### A block of data

• • •

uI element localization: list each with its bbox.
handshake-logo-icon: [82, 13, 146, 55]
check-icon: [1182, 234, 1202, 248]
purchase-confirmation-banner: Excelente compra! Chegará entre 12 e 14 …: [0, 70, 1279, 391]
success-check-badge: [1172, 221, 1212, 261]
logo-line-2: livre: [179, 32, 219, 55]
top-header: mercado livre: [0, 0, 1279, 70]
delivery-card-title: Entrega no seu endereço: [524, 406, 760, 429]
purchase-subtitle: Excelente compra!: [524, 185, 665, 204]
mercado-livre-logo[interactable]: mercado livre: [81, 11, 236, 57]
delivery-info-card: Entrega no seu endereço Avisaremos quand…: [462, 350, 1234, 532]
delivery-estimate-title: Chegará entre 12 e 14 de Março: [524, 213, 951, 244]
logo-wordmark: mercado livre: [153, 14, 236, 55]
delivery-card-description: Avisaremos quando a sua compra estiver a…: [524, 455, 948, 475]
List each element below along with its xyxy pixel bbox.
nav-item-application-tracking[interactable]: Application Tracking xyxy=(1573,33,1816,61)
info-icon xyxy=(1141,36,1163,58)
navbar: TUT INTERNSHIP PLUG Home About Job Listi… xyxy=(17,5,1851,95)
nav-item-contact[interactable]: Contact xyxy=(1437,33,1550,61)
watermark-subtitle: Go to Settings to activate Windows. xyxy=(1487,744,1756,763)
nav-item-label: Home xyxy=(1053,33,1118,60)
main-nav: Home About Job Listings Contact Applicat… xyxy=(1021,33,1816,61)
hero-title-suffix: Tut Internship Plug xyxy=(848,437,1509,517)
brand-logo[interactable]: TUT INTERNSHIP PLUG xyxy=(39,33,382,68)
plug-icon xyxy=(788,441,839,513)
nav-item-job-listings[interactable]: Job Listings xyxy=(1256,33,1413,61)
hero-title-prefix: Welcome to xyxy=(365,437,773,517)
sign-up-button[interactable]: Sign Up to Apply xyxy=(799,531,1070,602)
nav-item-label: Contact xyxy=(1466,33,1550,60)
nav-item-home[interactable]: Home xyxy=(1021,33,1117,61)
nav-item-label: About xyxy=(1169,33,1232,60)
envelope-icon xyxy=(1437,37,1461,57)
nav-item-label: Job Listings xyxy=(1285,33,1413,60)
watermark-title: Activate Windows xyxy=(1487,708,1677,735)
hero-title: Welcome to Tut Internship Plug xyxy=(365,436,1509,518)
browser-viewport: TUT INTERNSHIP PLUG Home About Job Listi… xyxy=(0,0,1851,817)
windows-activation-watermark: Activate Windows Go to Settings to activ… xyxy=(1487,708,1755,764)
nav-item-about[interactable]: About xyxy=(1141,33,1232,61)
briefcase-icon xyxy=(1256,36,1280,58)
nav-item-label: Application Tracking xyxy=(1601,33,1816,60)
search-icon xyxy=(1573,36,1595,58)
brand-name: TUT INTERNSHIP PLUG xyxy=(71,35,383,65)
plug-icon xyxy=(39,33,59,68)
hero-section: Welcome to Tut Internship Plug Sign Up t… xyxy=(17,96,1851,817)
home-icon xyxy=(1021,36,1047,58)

• • •

### What you need to do
Write out all of the records above again, word for word and line for line, with nothing changed.

### The response
uI element localization: list each with its bbox.
handshake-logo-icon: [82, 13, 146, 55]
check-icon: [1182, 234, 1202, 248]
purchase-confirmation-banner: Excelente compra! Chegará entre 12 e 14 …: [0, 70, 1279, 391]
success-check-badge: [1172, 221, 1212, 261]
logo-line-2: livre: [179, 32, 219, 55]
top-header: mercado livre: [0, 0, 1279, 70]
delivery-card-title: Entrega no seu endereço: [524, 406, 760, 429]
purchase-subtitle: Excelente compra!: [524, 185, 665, 204]
mercado-livre-logo[interactable]: mercado livre: [81, 11, 236, 57]
delivery-info-card: Entrega no seu endereço Avisaremos quand…: [462, 350, 1234, 532]
delivery-estimate-title: Chegará entre 12 e 14 de Março: [524, 213, 951, 244]
logo-wordmark: mercado livre: [153, 14, 236, 55]
delivery-card-description: Avisaremos quando a sua compra estiver a…: [524, 455, 948, 475]
List each element below along with its xyxy pixel bbox.
nav-item-application-tracking[interactable]: Application Tracking xyxy=(1573,33,1816,61)
info-icon xyxy=(1141,36,1163,58)
navbar: TUT INTERNSHIP PLUG Home About Job Listi… xyxy=(17,5,1851,95)
nav-item-contact[interactable]: Contact xyxy=(1437,33,1550,61)
watermark-subtitle: Go to Settings to activate Windows. xyxy=(1487,744,1756,763)
nav-item-label: Home xyxy=(1053,33,1118,60)
main-nav: Home About Job Listings Contact Applicat… xyxy=(1021,33,1816,61)
hero-title-suffix: Tut Internship Plug xyxy=(848,437,1509,517)
brand-logo[interactable]: TUT INTERNSHIP PLUG xyxy=(39,33,382,68)
plug-icon xyxy=(788,441,839,513)
nav-item-job-listings[interactable]: Job Listings xyxy=(1256,33,1413,61)
hero-title-prefix: Welcome to xyxy=(365,437,773,517)
sign-up-button[interactable]: Sign Up to Apply xyxy=(799,531,1070,602)
nav-item-label: Contact xyxy=(1466,33,1550,60)
nav-item-home[interactable]: Home xyxy=(1021,33,1117,61)
nav-item-label: About xyxy=(1169,33,1232,60)
envelope-icon xyxy=(1437,37,1461,57)
nav-item-label: Job Listings xyxy=(1285,33,1413,60)
watermark-title: Activate Windows xyxy=(1487,708,1677,735)
hero-title: Welcome to Tut Internship Plug xyxy=(365,436,1509,518)
browser-viewport: TUT INTERNSHIP PLUG Home About Job Listi… xyxy=(0,0,1851,817)
windows-activation-watermark: Activate Windows Go to Settings to activ… xyxy=(1487,708,1755,764)
nav-item-about[interactable]: About xyxy=(1141,33,1232,61)
briefcase-icon xyxy=(1256,36,1280,58)
nav-item-label: Application Tracking xyxy=(1601,33,1816,60)
search-icon xyxy=(1573,36,1595,58)
brand-name: TUT INTERNSHIP PLUG xyxy=(71,35,383,65)
plug-icon xyxy=(39,33,59,68)
hero-section: Welcome to Tut Internship Plug Sign Up t… xyxy=(17,96,1851,817)
home-icon xyxy=(1021,36,1047,58)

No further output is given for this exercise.